= Problem statement =
Copy out all lines where "Desk" appears.
======== Stored data ========
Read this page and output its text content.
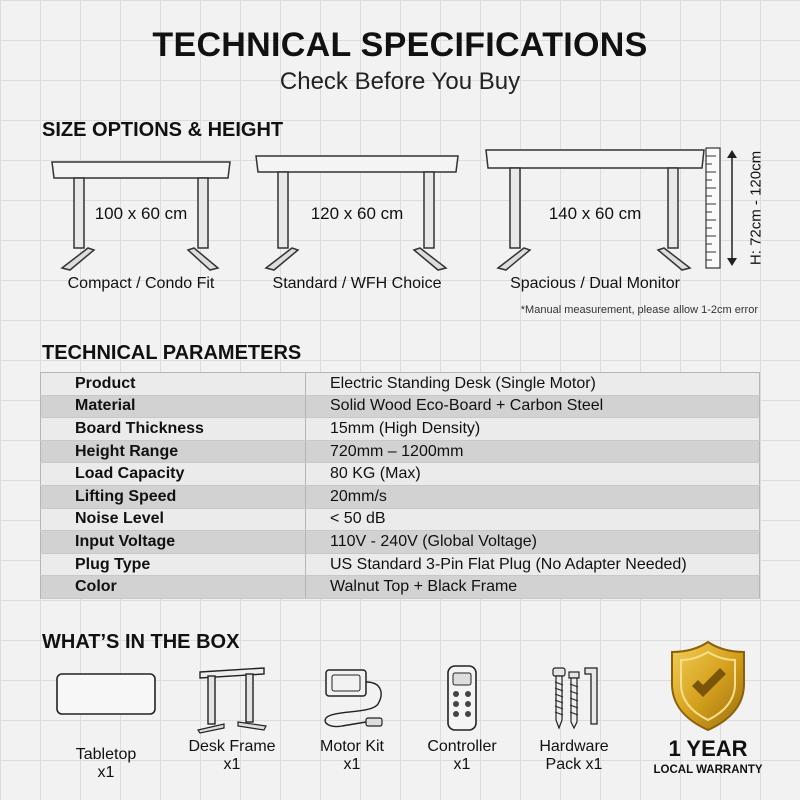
TECHNICAL SPECIFICATIONS
Check Before You Buy
SIZE OPTIONS & HEIGHT
100 x 60 cm
Compact / Condo Fit
120 x 60 cm
Standard / WFH Choice
140 x 60 cm
Spacious / Dual Monitor
H: 72cm - 120cm
*Manual measurement, please allow 1-2cm error
TECHNICAL PARAMETERS
Product	Electric Standing Desk (Single Motor)
Material	Solid Wood Eco-Board + Carbon Steel
Board Thickness	15mm (High Density)
Height Range	720mm – 1200mm
Load Capacity	80 KG (Max)
Lifting Speed	20mm/s
Noise Level	< 50 dB
Input Voltage	110V - 240V (Global Voltage)
Plug Type	US Standard 3-Pin Flat Plug (No Adapter Needed)
Color	Walnut Top + Black Frame
WHAT’S IN THE BOX
Tabletop
x1
Desk Frame
x1
Motor Kit
x1
Controller
x1
Hardware
Pack x1
1 YEAR
LOCAL WARRANTY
========
= Exercise response =
Product	Electric Standing Desk (Single Motor)
Desk Frame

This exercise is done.